**Task description**
Reproduce all entries precisely, down to the last character.

**Input data**
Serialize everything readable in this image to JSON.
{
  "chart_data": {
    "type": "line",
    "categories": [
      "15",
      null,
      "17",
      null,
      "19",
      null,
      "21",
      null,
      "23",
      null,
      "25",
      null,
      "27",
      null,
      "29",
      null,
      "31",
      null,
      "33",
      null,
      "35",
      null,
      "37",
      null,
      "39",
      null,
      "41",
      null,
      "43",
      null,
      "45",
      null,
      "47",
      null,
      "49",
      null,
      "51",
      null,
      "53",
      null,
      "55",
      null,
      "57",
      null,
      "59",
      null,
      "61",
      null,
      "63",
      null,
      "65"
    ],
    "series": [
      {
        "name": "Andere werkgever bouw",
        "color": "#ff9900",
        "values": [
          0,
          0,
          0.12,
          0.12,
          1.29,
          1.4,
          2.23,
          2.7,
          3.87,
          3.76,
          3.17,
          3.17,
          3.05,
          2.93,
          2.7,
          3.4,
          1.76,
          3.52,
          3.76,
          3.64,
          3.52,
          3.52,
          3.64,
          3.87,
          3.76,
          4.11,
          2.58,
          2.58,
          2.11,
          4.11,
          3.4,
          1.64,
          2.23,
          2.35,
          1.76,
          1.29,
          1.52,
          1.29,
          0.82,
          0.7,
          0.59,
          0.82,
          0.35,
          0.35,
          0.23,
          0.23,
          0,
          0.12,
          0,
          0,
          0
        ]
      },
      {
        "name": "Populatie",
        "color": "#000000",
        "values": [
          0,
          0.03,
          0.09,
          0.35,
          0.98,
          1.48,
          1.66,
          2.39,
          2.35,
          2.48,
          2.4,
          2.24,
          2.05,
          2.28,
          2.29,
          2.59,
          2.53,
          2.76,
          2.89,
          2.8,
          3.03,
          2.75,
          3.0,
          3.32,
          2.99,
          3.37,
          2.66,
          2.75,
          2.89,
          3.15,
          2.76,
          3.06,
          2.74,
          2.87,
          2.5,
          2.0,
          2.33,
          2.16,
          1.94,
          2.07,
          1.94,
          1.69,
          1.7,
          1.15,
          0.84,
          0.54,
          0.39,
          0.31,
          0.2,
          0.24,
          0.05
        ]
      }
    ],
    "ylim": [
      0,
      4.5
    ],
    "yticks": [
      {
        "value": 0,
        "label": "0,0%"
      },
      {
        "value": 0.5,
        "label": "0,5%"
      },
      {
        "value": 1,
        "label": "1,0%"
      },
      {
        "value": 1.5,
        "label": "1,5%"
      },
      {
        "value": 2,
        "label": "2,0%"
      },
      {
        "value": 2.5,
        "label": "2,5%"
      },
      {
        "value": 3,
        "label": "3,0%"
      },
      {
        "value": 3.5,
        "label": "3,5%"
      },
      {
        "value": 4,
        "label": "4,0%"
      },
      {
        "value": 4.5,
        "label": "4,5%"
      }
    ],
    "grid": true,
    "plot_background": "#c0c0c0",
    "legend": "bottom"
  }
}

**Answer to this task**
Serialize everything readable in this image to JSON.
{
  "chart_data": {
    "type": "line",
    "categories": [
      "15",
      null,
      "17",
      null,
      "19",
      null,
      "21",
      null,
      "23",
      null,
      "25",
      null,
      "27",
      null,
      "29",
      null,
      "31",
      null,
      "33",
      null,
      "35",
      null,
      "37",
      null,
      "39",
      null,
      "41",
      null,
      "43",
      null,
      "45",
      null,
      "47",
      null,
      "49",
      null,
      "51",
      null,
      "53",
      null,
      "55",
      null,
      "57",
      null,
      "59",
      null,
      "61",
      null,
      "63",
      null,
      "65"
    ],
    "series": [
      {
        "name": "Andere werkgever bouw",
        "color": "#ff9900",
        "values": [
          0,
          0,
          0.12,
          0.12,
          1.29,
          1.4,
          2.23,
          2.7,
          3.87,
          3.76,
          3.17,
          3.17,
          3.05,
          2.93,
          2.7,
          3.4,
          1.76,
          3.52,
          3.76,
          3.64,
          3.52,
          3.52,
          3.64,
          3.87,
          3.76,
          4.11,
          2.58,
          2.58,
          2.11,
          4.11,
          3.4,
          1.64,
          2.23,
          2.35,
          1.76,
          1.29,
          1.52,
          1.29,
          0.82,
          0.7,
          0.59,
          0.82,
          0.35,
          0.35,
          0.23,
          0.23,
          0,
          0.12,
          0,
          0,
          0
        ]
      },
      {
        "name": "Populatie",
        "color": "#000000",
        "values": [
          0,
          0.03,
          0.09,
          0.35,
          0.98,
          1.48,
          1.66,
          2.39,
          2.35,
          2.48,
          2.4,
          2.24,
          2.05,
          2.28,
          2.29,
          2.59,
          2.53,
          2.76,
          2.89,
          2.8,
          3.03,
          2.75,
          3.0,
          3.32,
          2.99,
          3.37,
          2.66,
          2.75,
          2.89,
          3.15,
          2.76,
          3.06,
          2.74,
          2.87,
          2.5,
          2.0,
          2.33,
          2.16,
          1.94,
          2.07,
          1.94,
          1.69,
          1.7,
          1.15,
          0.84,
          0.54,
          0.39,
          0.31,
          0.2,
          0.24,
          0.05
        ]
      }
    ],
    "ylim": [
      0,
      4.5
    ],
    "yticks": [
      {
        "value": 0,
        "label": "0,0%"
      },
      {
        "value": 0.5,
        "label": "0,5%"
      },
      {
        "value": 1,
        "label": "1,0%"
      },
      {
        "value": 1.5,
        "label": "1,5%"
      },
      {
        "value": 2,
        "label": "2,0%"
      },
      {
        "value": 2.5,
        "label": "2,5%"
      },
      {
        "value": 3,
        "label": "3,0%"
      },
      {
        "value": 3.5,
        "label": "3,5%"
      },
      {
        "value": 4,
        "label": "4,0%"
      },
      {
        "value": 4.5,
        "label": "4,5%"
      }
    ],
    "grid": true,
    "plot_background": "#c0c0c0",
    "legend": "bottom"
  }
}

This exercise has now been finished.